> Do this: Take every line where the string "paper" appears and copy it.
##### Extracted material
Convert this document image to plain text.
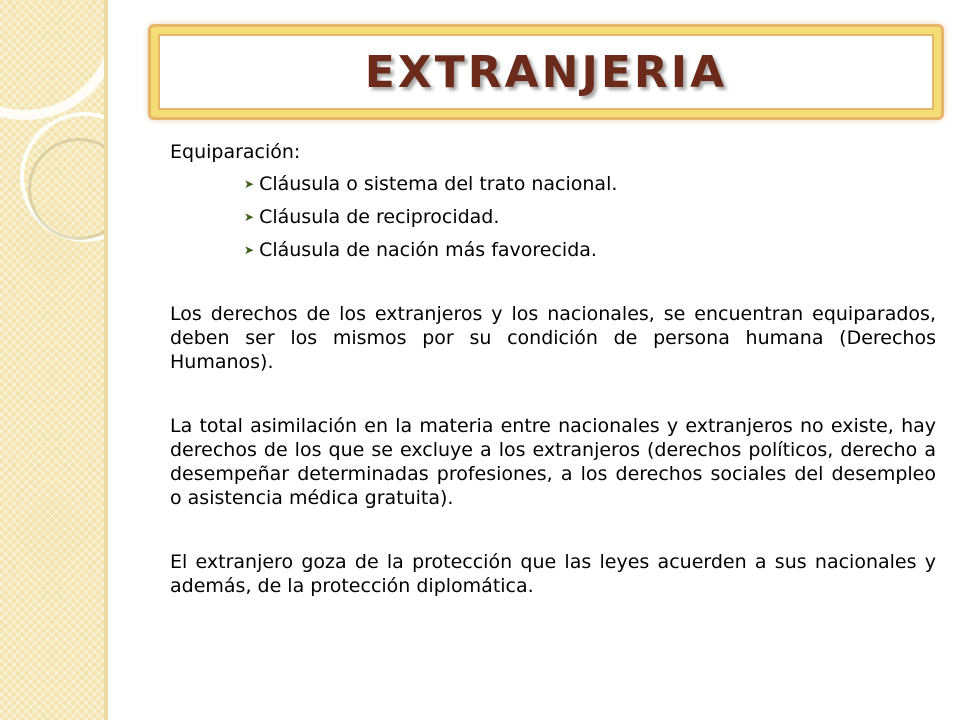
EXTRANJERIA

Equiparación:

➤ Cláusula o sistema del trato nacional.
➤ Cláusula de reciprocidad.
➤ Cláusula de nación más favorecida.

Los derechos de los extranjeros y los nacionales, se encuentran equiparados, deben ser los mismos por su condición de persona humana (Derechos Humanos).

La total asimilación en la materia entre nacionales y extranjeros no existe, hay derechos de los que se excluye a los extranjeros (derechos políticos, derecho a desempeñar determinadas profesiones, a los derechos sociales del desempleo o asistencia médica gratuita).

El extranjero goza de la protección que las leyes acuerden a sus nacionales y además, de la protección diplomática.
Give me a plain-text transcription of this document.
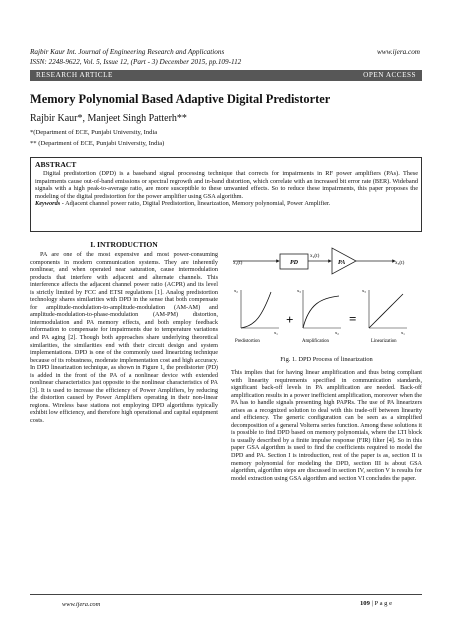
Rajbir Kaur Int. Journal of Engineering Research and Applications
ISSN: 2248-9622, Vol. 5, Issue 12, (Part - 3) December 2015, pp.109-112
www.ijera.com
RESEARCH ARTICLE	OPEN ACCESS
Memory Polynomial Based Adaptive Digital Predistorter
Rajbir Kaur*, Manjeet Singh Patterh**
*(Department of ECE, Punjabi University, India
** (Department of ECE, Punjabi University, India)
ABSTRACT
Digital predistortion (DPD) is a baseband signal processing technique that corrects for impairments in RF power amplifiers (PAs). These impairments cause out-of-band emissions or spectral regrowth and in-band distortion, which correlate with an increased bit error rate (BER). Wideband signals with a high peak-to-average ratio, are more susceptible to these unwanted effects. So to reduce these impairments, this paper proposes the modeling of the digital predistortion for the power amplifier using GSA algorithm.
Keywords - Adjacent channel power ratio, Digital Predistortion, linearization, Memory polynomial, Power Amplifier.
I. INTRODUCTION
PA are one of the most expensive and most power-consuming components in modern communication systems. They are inherently nonlinear, and when operated near saturation, cause intermodulation products that interfere with adjacent and alternate channels. This interference affects the adjacent channel power ratio (ACPR) and its level is strictly limited by FCC and ETSI regulations [1]. Analog predistortion technology shares similarities with DPD in the sense that both compensate for amplitude-modulation-to-amplitude-modulation (AM-AM) and amplitude-modulation-to-phase-modulation (AM-PM) distortion, intermodulation and PA memory effects, and both employ feedback information to compensate for impairments due to temperature variations and PA aging [2]. Though both approaches share underlying theoretical similarities, the similarities end with their circuit design and system implementations. DPD is one of the commonly used linearizing technique because of its robustness, moderate implementation cost and high accuracy. In DPD linearization technique, as shown in Figure 1, the predistorter (PD) is added in the front of the PA of a nonlinear device with extended nonlinear characteristics just opposite to the nonlinear characteristics of PA [3]. It is used to increase the efficiency of Power Amplifiers, by reducing the distortion caused by Power Amplifiers operating in their non-linear regions. Wireless base stations not employing DPD algorithms typically exhibit low efficiency, and therefore high operational and capital equipment costs.
x₁(t)	PD
x₂(t)
PA	x₃(t)
x₂
x₁
Predistortion
+
x₃
x₂
Amplification
=
x₃
x₁
Linearization
Fig. 1. DPD Process of linearization
This implies that for having linear amplification and thus being compliant with linearity requirements specified in communication standards, significant back-off levels in PA amplification are needed. Back-off amplification results in a power inefficient amplification, moreover when the PA has to handle signals presenting high PAPRs. The use of PA linearizers arises as a recognized solution to deal with this trade-off between linearity and efficiency. The generic configuration can be seen as a simplified decomposition of a general Volterra series function. Among these solutions it is possible to find DPD based on memory polynomials, where the LTI block is usually described by a finite impulse response (FIR) filter [4]. So in this paper GSA algorithm is used to find the coefficients required to model the DPD and PA. Section I is introduction, rest of the paper is as, section II is memory polynomial for modeling the DPD, section III is about GSA algorithm, algorithm steps are discussed in section IV, section V is results for model extraction using GSA algorithm and section VI concludes the paper.
www.ijera.com	109 | P a g e
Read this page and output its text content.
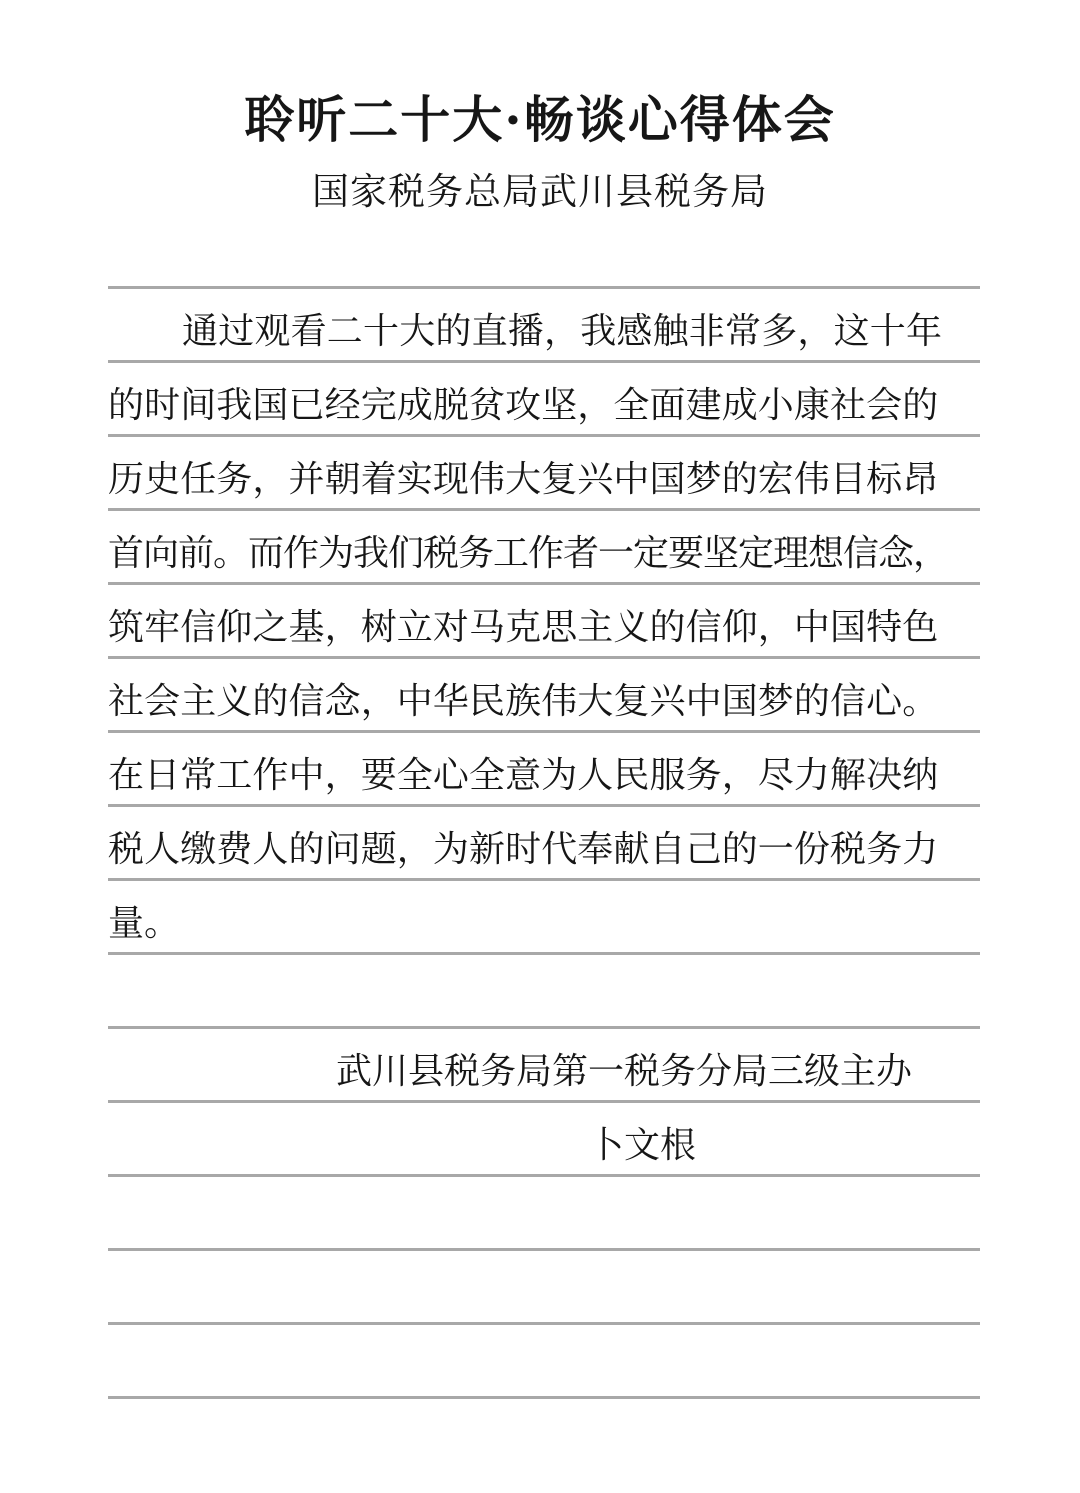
聆听二十大·畅谈心得体会
国家税务总局武川县税务局
通过观看二十大的直播，我感触非常多，这十年
的时间我国已经完成脱贫攻坚，全面建成小康社会的
历史任务，并朝着实现伟大复兴中国梦的宏伟目标昂
首向前。而作为我们税务工作者一定要坚定理想信念，
筑牢信仰之基，树立对马克思主义的信仰，中国特色
社会主义的信念，中华民族伟大复兴中国梦的信心。
在日常工作中，要全心全意为人民服务，尽力解决纳
税人缴费人的问题，为新时代奉献自己的一份税务力
量。
武川县税务局第一税务分局三级主办
卜文根
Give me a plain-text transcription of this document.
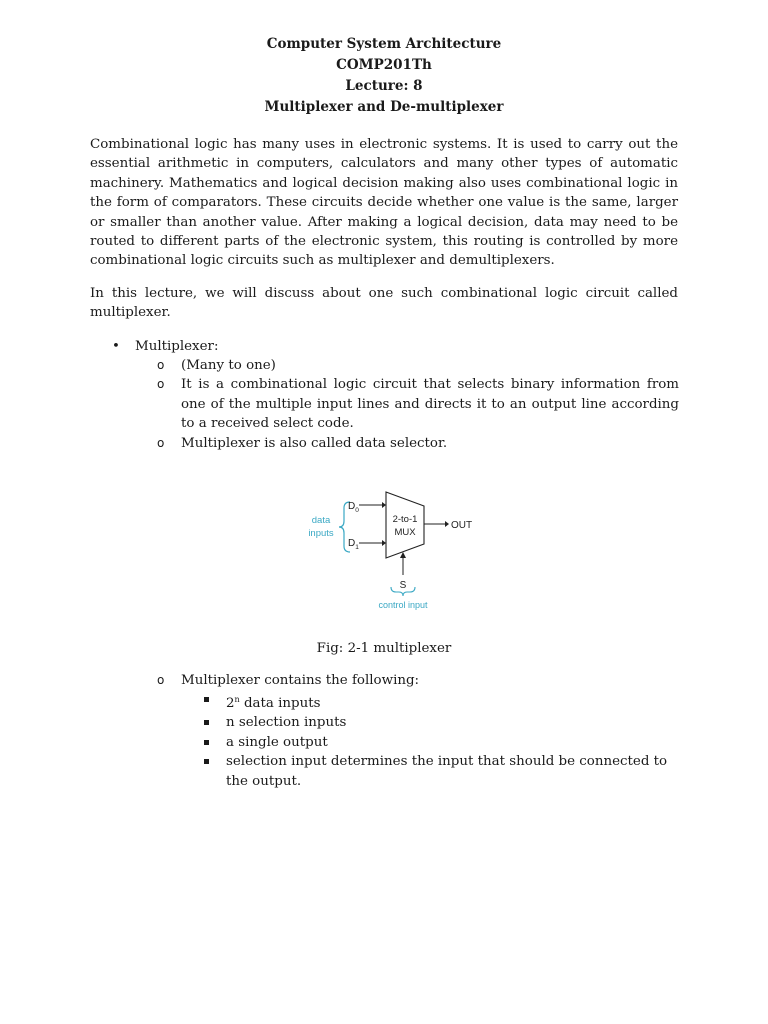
Computer System Architecture
COMP201Th
Lecture: 8
Multiplexer and De-multiplexer
Combinational logic has many uses in electronic systems. It is used to carry out the essential arithmetic in computers, calculators and many other types of automatic machinery. Mathematics and logical decision making also uses combinational logic in the form of comparators. These circuits decide whether one value is the same, larger or smaller than another value. After making a logical decision, data may need to be routed to different parts of the electronic system, this routing is controlled by more combinational logic circuits such as multiplexer and demultiplexers.
In this lecture, we will discuss about one such combinational logic circuit called multiplexer.
•	Multiplexer:
o (Many to one)
o It is a combinational logic circuit that selects binary information from one of the multiple input lines and directs it to an output line according to a received select code.
o Multiplexer is also called data selector.
data
inputs
$D_0$
$D_1$
2-to-1
MUX
OUT
S
control input
Fig: 2-1 multiplexer
o Multiplexer contains the following:
2$^n$ data inputs
n selection inputs
a single output
selection input determines the input that should be connected to the output.
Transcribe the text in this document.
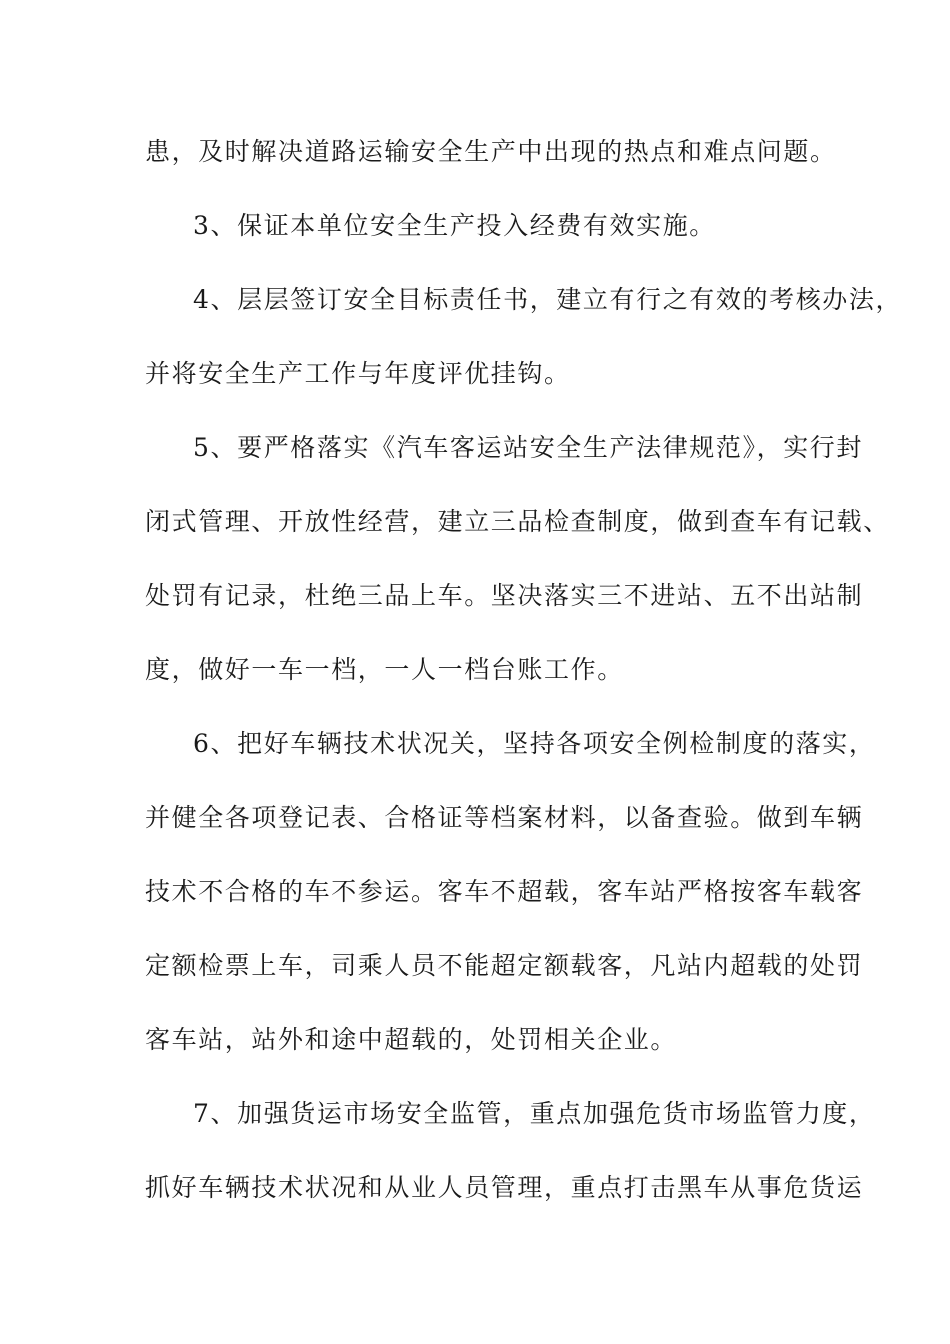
患，及时解决道路运输安全生产中出现的热点和难点问题。
3、保证本单位安全生产投入经费有效实施。
4、层层签订安全目标责任书，建立有行之有效的考核办法，
并将安全生产工作与年度评优挂钩。
5、要严格落实《汽车客运站安全生产法律规范》，实行封
闭式管理、开放性经营，建立三品检查制度，做到查车有记载、
处罚有记录，杜绝三品上车。坚决落实三不进站、五不出站制
度，做好一车一档，一人一档台账工作。
6、把好车辆技术状况关，坚持各项安全例检制度的落实，
并健全各项登记表、合格证等档案材料，以备查验。做到车辆
技术不合格的车不参运。客车不超载，客车站严格按客车载客
定额检票上车，司乘人员不能超定额载客，凡站内超载的处罚
客车站，站外和途中超载的，处罚相关企业。
7、加强货运市场安全监管，重点加强危货市场监管力度，
抓好车辆技术状况和从业人员管理，重点打击黑车从事危货运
##########
> Completed task:
Digital predistortion (DPD) is a baseband signal processing technique that corrects for impairments in RF power amplifiers (PAs). These impairments cause out-of-band emissions or spectral regrowth and in-band distortion, which correlate with an increased bit error rate (BER). Wideband signals with a high peak-to-average ratio, are more susceptible to these unwanted effects. So to reduce these impairments, this paper proposes the modeling of the digital predistortion for the power amplifier using GSA algorithm.
This implies that for having linear amplification and thus being compliant with linearity requirements specified in communication standards, significant back-off levels in PA amplification are needed. Back-off amplification results in a power inefficient amplification, moreover when the PA has to handle signals presenting high PAPRs. The use of PA linearizers arises as a recognized solution to deal with this trade-off between linearity and efficiency. The generic configuration can be seen as a simplified decomposition of a general Volterra series function. Among these solutions it is possible to find DPD based on memory polynomials, where the LTI block is usually described by a finite impulse response (FIR) filter [4]. So in this paper GSA algorithm is used to find the coefficients required to model the DPD and PA. Section I is introduction, rest of the paper is as, section II is memory polynomial for modeling the DPD, section III is about GSA algorithm, algorithm steps are discussed in section IV, section V is results for model extraction using GSA algorithm and section VI concludes the paper.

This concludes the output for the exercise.